▸ Study text

╔══

In 1904, the Slough Wheelers' Cycling Club changed their name to the Slough Wheelers' Cycling and Athletic Club (also referred to as the Slough Wheelers' Cycling and Harriers Club), a move designed to encapsulate the emerging porpularity of athletics. Later that year the name became permanent following the Annual General meeting of the club held at the Dolphin Hotel. The branch of athletics was called the Slough Harriers, although at this time they remained affiliated to Slough Wheelers.

After World War I in 1919, the Slough Athletic Club was formed after the amalgamation of Slough Wheelers, Slough Harriers and another club called the Chalvey Harriers.

In 1948 a breakaway group formed Eton Athletic Club, who moved to Windsor and became the Windsor & Eton Athletic Club in 1953. However, twenty years later in 1968 the two clubs merged to become Windsor Slough & Eton AC, this was largely due to league athletics coming into existence.

Windsor Slough & Eton AC moved to their present base in 1999 and the following year merged with Borough of Hounslow AC to finally become the name used today, that of Windsor Slough Eton & Hounslow Athletic Club.

== Honours ==
- UK Women's Athletic League (first place: 1998; second place: 1997, 2001, 2002, 2012, 2013; third place: 1999, 2000, 2004, 2009, 2010, 2011)

== Notable athletes ==
=== Olympians ===

| Athlete | Club | Events | Games | Medals/Ref |
|---|---|---|---|---|
| Jeff Gutteridge | Windsor, Slough & Eton AC | pole vault | 1976, 1984 |  |
| Keith Connor | Windsor, Slough & Eton AC | triple jump | 1980, 1984 |  |
| Shirley Thomas | Borough of Hounslow AC | 100 metres | 1984 |  |
| Bev Kinch | Borough of Hounslow AC | 4 × 100 m relay | 1988 |  |
| Simone Laidlow | Borough of Hounslow AC | 400 m hurdles | 1988 |  |
| Mark Richardson | Windsor, Slough & Eton AC | 4 × 400 m relay | 1992, 1996 |  |
| Mark Hylton | Windsor, Slough & Eton AC | 4 × 400 m relay | 1996 |  |
| Marcia Richardson | Windsor, Slough & Eton AC | 100 m, 4 × 100 m relay | 1996, 2000 |  |
| Georgina Oladapo | Borough of Hounslow AC | 4 × 100 m relay | 1996 |  |
| Michelle Griffith | Windsor, Slough & Eton AC | triple jump | 1996 |  |
| Kathy Butler | WSE & H AC | 5000 m, 10,000 m | 1996, 2004 |  |
| James McIlroy | WSE & H AC | 800 metres | 2000 |  |
| Nicola Sanders | WSE & H AC | 400 metres | 2008 |  |
| Lawrence Clarke | WSE & H AC | 110 metres hurdles | 2012 |  |
| Nigel Levine | WSE & H AC | 400 metres, 4 × 400 m relay | 2012 |  |
| Shelayna Oskan-Clarke | WSE & H AC | 800 metres | 2016 |  |
| Andrew Matthews | WSE & H AC | Bobsleigh | 2014, 2018 |  |
| Morgan Lake | WSE & H AC | High jump | 2016 |  |
| Taylor Campbell | WSE & H AC | hammer throw | 2020 |  |
| Jessie Knight | WSE & H AC | 400 m hurdles | 2020 |  |

=== Other ===
- Lyn Sprules (1998 Commonwealth Games)

╚══

▸ The task
In the athletics club history, which club merged with Windsor Slough & Eton AC the year after it moved to its present base?

▸ Extracted records
╔══

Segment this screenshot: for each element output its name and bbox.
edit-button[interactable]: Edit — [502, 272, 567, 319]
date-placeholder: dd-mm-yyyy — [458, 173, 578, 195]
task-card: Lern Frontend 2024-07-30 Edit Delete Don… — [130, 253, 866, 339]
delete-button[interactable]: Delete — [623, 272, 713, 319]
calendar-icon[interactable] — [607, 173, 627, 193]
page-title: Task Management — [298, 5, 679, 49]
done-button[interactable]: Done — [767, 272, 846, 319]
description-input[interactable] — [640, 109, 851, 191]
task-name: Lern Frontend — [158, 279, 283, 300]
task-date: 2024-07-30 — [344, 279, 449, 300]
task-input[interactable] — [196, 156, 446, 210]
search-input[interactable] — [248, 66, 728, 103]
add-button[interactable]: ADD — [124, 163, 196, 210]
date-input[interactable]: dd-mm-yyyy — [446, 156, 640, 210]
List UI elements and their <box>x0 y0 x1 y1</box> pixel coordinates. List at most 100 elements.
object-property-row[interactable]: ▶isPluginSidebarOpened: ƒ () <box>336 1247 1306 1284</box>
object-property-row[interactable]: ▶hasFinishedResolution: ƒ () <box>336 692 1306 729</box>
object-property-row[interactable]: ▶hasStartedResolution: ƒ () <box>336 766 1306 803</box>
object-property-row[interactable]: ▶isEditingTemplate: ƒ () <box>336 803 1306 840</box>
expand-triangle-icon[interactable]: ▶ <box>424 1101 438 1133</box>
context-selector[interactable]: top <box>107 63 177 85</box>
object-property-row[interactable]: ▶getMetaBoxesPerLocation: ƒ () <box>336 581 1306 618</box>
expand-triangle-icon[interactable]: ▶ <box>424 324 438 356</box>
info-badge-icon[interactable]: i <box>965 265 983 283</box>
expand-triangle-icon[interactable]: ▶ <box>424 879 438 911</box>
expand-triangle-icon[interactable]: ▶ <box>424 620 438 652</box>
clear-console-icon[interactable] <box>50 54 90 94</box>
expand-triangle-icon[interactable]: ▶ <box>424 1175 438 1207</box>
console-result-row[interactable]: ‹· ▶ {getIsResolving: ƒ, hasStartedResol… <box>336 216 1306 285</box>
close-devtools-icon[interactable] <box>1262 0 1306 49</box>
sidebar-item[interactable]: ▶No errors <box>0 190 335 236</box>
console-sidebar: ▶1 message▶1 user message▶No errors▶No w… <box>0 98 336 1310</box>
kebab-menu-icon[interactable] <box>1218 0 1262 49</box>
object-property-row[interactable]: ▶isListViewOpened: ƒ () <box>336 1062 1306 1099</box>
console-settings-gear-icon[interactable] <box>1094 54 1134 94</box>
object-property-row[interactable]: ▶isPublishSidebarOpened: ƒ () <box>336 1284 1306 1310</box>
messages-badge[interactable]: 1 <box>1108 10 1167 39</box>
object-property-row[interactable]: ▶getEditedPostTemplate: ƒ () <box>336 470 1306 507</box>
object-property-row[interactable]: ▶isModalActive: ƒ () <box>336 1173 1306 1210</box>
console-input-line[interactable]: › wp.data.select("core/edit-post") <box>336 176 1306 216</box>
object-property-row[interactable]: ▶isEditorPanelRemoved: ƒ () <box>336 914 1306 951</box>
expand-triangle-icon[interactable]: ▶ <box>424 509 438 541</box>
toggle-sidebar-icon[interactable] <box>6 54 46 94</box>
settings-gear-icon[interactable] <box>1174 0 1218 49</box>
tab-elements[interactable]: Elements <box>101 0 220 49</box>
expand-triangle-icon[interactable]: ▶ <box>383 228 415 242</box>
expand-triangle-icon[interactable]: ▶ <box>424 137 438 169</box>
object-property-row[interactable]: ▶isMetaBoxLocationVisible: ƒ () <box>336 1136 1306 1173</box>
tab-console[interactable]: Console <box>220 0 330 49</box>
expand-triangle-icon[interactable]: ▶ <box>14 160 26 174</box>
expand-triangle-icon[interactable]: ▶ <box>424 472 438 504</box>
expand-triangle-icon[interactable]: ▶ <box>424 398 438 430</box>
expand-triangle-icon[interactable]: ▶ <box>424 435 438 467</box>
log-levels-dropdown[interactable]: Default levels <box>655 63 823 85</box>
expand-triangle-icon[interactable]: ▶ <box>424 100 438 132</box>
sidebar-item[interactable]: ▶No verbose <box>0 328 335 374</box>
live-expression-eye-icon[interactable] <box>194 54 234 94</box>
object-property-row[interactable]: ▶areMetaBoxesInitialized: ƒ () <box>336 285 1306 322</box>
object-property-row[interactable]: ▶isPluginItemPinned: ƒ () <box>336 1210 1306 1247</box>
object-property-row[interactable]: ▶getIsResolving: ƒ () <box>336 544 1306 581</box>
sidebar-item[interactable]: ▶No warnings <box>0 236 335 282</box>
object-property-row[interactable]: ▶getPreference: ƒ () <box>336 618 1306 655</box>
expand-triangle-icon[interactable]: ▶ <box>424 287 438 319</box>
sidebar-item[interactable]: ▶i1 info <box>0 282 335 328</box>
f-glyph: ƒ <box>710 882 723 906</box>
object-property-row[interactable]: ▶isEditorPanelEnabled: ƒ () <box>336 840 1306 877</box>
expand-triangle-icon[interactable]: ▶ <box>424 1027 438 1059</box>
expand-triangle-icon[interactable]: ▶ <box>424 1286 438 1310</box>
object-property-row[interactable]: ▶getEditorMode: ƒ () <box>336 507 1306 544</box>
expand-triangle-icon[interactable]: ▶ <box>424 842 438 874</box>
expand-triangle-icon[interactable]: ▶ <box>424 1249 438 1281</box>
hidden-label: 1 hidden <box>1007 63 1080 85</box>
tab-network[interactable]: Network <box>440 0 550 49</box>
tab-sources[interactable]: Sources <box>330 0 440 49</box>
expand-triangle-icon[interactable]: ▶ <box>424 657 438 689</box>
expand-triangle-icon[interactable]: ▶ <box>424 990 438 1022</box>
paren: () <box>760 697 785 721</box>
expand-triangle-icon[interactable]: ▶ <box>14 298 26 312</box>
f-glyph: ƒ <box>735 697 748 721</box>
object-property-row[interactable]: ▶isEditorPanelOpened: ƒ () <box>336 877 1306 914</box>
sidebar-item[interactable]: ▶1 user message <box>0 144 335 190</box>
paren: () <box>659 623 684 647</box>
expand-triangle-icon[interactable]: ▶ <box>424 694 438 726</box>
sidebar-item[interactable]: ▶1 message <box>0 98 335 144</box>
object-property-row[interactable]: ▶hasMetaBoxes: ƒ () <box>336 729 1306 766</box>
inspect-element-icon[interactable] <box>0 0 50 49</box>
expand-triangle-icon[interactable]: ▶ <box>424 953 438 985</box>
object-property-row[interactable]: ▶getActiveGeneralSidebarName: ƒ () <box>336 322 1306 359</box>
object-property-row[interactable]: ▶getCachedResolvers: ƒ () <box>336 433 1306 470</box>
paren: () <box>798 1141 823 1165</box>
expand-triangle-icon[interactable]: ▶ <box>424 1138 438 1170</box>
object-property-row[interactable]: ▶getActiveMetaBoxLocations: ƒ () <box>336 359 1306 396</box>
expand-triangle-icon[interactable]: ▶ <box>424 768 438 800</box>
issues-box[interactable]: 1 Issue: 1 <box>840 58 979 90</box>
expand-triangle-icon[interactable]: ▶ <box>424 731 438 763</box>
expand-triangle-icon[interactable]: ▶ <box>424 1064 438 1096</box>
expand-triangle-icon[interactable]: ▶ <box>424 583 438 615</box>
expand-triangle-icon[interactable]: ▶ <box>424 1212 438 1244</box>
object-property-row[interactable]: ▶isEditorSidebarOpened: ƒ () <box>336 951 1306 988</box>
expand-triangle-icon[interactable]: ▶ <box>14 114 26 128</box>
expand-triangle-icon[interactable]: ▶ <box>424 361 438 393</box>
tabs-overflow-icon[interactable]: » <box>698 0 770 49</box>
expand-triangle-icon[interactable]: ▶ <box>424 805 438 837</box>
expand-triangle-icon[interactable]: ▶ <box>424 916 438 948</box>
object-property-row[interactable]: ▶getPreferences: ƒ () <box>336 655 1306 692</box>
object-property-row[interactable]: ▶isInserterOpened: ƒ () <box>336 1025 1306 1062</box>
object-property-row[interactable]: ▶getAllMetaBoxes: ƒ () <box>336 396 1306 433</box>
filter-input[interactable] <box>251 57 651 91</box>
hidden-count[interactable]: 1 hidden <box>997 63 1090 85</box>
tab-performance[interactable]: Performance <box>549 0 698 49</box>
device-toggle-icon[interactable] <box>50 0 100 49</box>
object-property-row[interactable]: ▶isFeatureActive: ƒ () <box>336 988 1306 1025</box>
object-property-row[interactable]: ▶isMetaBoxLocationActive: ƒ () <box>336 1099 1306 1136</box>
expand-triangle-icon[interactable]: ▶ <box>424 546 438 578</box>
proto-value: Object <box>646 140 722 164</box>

╚══

▸ Answer space
Borough of Hounslow AC